=== REQUIRED TASK ===
Scan the data below. Pull out each line where "this" occurs.

=== MATERIAL SHOWN ===
--------------------------------------------------

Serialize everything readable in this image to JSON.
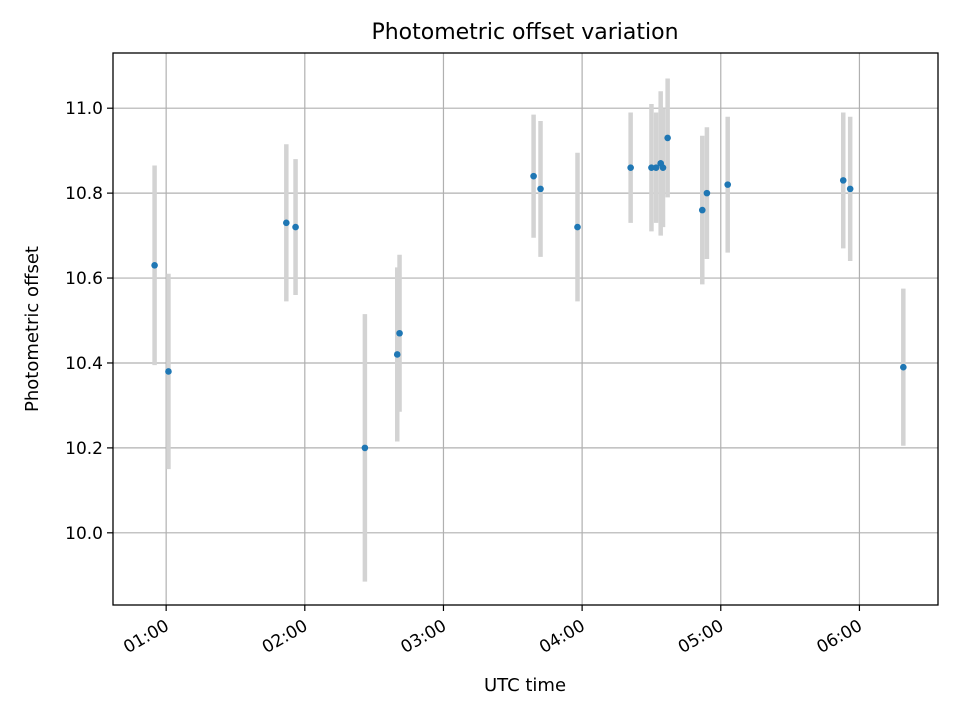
{
  "chart_data": {
    "type": "scatter",
    "title": "Photometric offset variation",
    "xlabel": "UTC time",
    "ylabel": "Photometric offset",
    "x_ticks": [
      "01:00",
      "02:00",
      "03:00",
      "04:00",
      "05:00",
      "06:00"
    ],
    "xlim": [
      "00:37",
      "06:34"
    ],
    "y_ticks": [
      "10.0",
      "10.2",
      "10.4",
      "10.6",
      "10.8",
      "11.0"
    ],
    "ylim": [
      9.83,
      11.13
    ],
    "grid": true,
    "marker_color": "#1f77b4",
    "errorbar_color": "#d3d3d3",
    "series": [
      {
        "x": [
          "00:55",
          "01:01",
          "01:52",
          "01:56",
          "02:26",
          "02:40",
          "02:41",
          "03:39",
          "03:42",
          "03:58",
          "04:21",
          "04:30",
          "04:32",
          "04:34",
          "04:34",
          "04:35",
          "04:37",
          "04:52",
          "04:54",
          "05:03",
          "05:53",
          "05:56",
          "06:19"
        ],
        "y": [
          10.63,
          10.38,
          10.73,
          10.72,
          10.2,
          10.42,
          10.47,
          10.84,
          10.81,
          10.72,
          10.86,
          10.86,
          10.86,
          10.87,
          10.87,
          10.86,
          10.93,
          10.76,
          10.8,
          10.82,
          10.83,
          10.81,
          10.39
        ],
        "yerr": [
          0.235,
          0.23,
          0.185,
          0.16,
          0.315,
          0.205,
          0.185,
          0.145,
          0.16,
          0.175,
          0.13,
          0.15,
          0.13,
          0.135,
          0.17,
          0.14,
          0.14,
          0.175,
          0.155,
          0.16,
          0.16,
          0.17,
          0.185
        ]
      }
    ]
  }
}
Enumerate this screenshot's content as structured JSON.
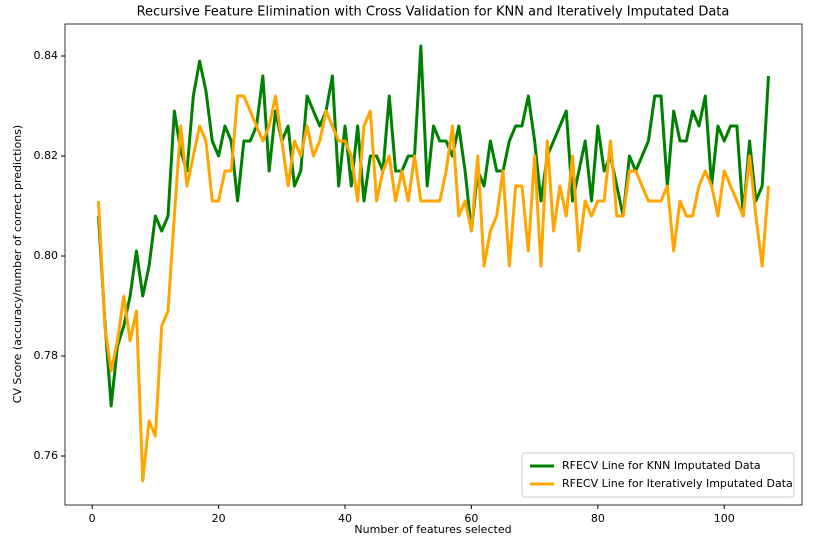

--------------------------------------------------

=== SOLUTION TO THE PROBLEM ===
Serialize everything readable in this image to JSON.
Enumerate this screenshot's content as structured JSON.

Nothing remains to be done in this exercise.